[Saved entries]
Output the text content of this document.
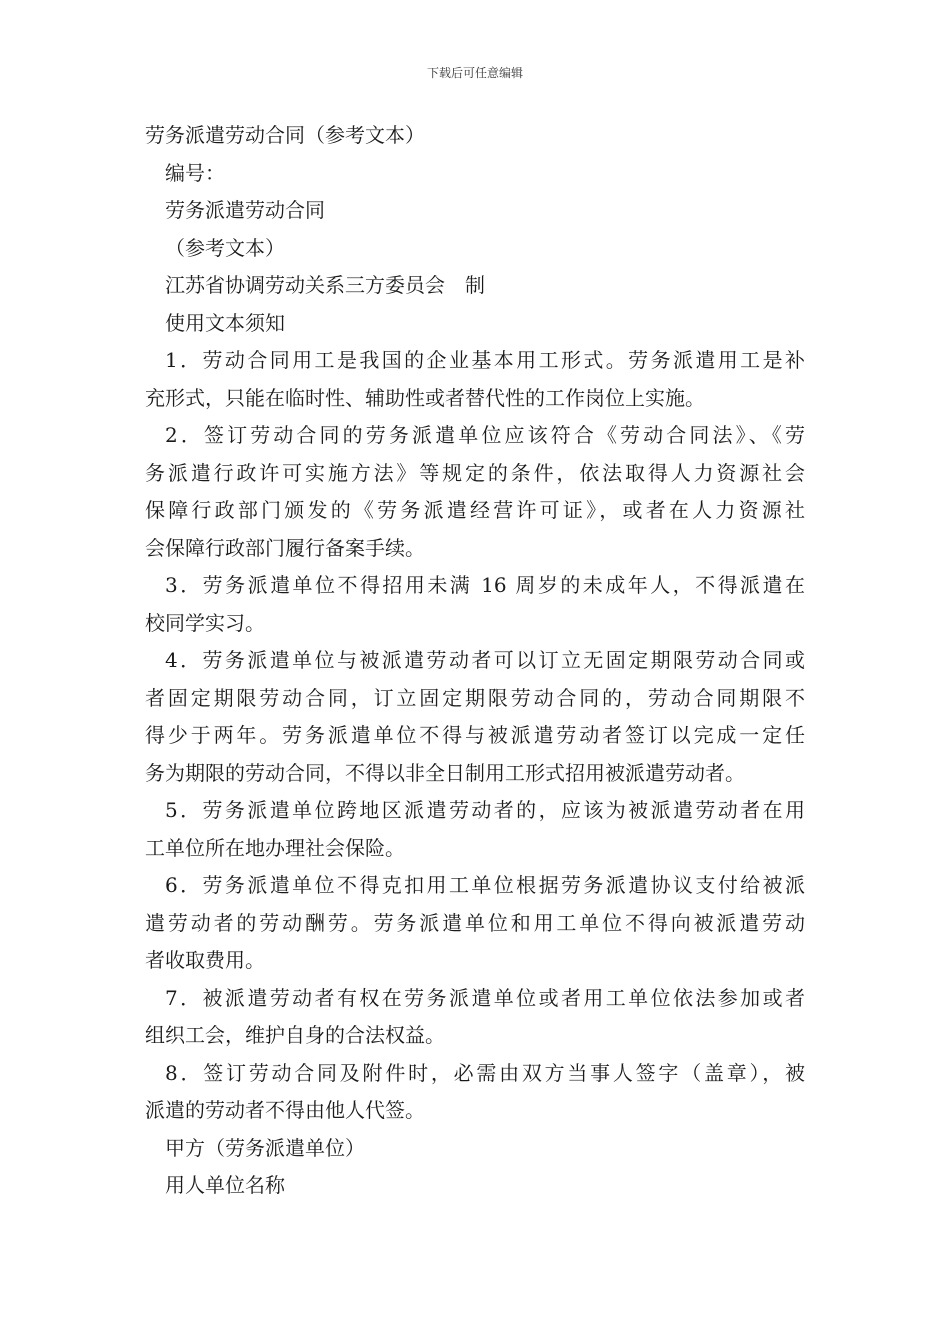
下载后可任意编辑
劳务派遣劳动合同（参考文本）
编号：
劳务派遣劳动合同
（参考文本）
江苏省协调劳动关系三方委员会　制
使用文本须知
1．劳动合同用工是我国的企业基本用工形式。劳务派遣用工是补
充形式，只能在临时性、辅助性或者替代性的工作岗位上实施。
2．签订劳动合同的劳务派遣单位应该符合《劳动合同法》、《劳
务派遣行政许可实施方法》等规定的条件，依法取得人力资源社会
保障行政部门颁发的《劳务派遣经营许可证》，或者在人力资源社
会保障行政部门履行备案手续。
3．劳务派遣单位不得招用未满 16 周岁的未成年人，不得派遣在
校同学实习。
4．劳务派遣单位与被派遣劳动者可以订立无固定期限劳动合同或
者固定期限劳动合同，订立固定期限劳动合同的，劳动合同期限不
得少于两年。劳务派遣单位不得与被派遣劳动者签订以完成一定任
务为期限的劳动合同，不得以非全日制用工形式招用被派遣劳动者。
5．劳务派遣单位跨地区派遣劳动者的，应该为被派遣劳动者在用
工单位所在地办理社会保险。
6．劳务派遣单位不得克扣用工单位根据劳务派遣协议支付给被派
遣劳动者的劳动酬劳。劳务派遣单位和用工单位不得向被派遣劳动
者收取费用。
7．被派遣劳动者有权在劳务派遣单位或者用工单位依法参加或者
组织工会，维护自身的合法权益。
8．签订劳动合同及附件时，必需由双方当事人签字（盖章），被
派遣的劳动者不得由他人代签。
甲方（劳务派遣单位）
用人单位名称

→ **Exercise goal**
Retype every record above exactly as written, but leave out the pictures.

→ **Problem solution**
Output the text content of this document.
下载后可任意编辑
劳务派遣劳动合同（参考文本）
编号：
劳务派遣劳动合同
（参考文本）
江苏省协调劳动关系三方委员会　制
使用文本须知
1．劳动合同用工是我国的企业基本用工形式。劳务派遣用工是补
充形式，只能在临时性、辅助性或者替代性的工作岗位上实施。
2．签订劳动合同的劳务派遣单位应该符合《劳动合同法》、《劳
务派遣行政许可实施方法》等规定的条件，依法取得人力资源社会
保障行政部门颁发的《劳务派遣经营许可证》，或者在人力资源社
会保障行政部门履行备案手续。
3．劳务派遣单位不得招用未满 16 周岁的未成年人，不得派遣在
校同学实习。
4．劳务派遣单位与被派遣劳动者可以订立无固定期限劳动合同或
者固定期限劳动合同，订立固定期限劳动合同的，劳动合同期限不
得少于两年。劳务派遣单位不得与被派遣劳动者签订以完成一定任
务为期限的劳动合同，不得以非全日制用工形式招用被派遣劳动者。
5．劳务派遣单位跨地区派遣劳动者的，应该为被派遣劳动者在用
工单位所在地办理社会保险。
6．劳务派遣单位不得克扣用工单位根据劳务派遣协议支付给被派
遣劳动者的劳动酬劳。劳务派遣单位和用工单位不得向被派遣劳动
者收取费用。
7．被派遣劳动者有权在劳务派遣单位或者用工单位依法参加或者
组织工会，维护自身的合法权益。
8．签订劳动合同及附件时，必需由双方当事人签字（盖章），被
派遣的劳动者不得由他人代签。
甲方（劳务派遣单位）
用人单位名称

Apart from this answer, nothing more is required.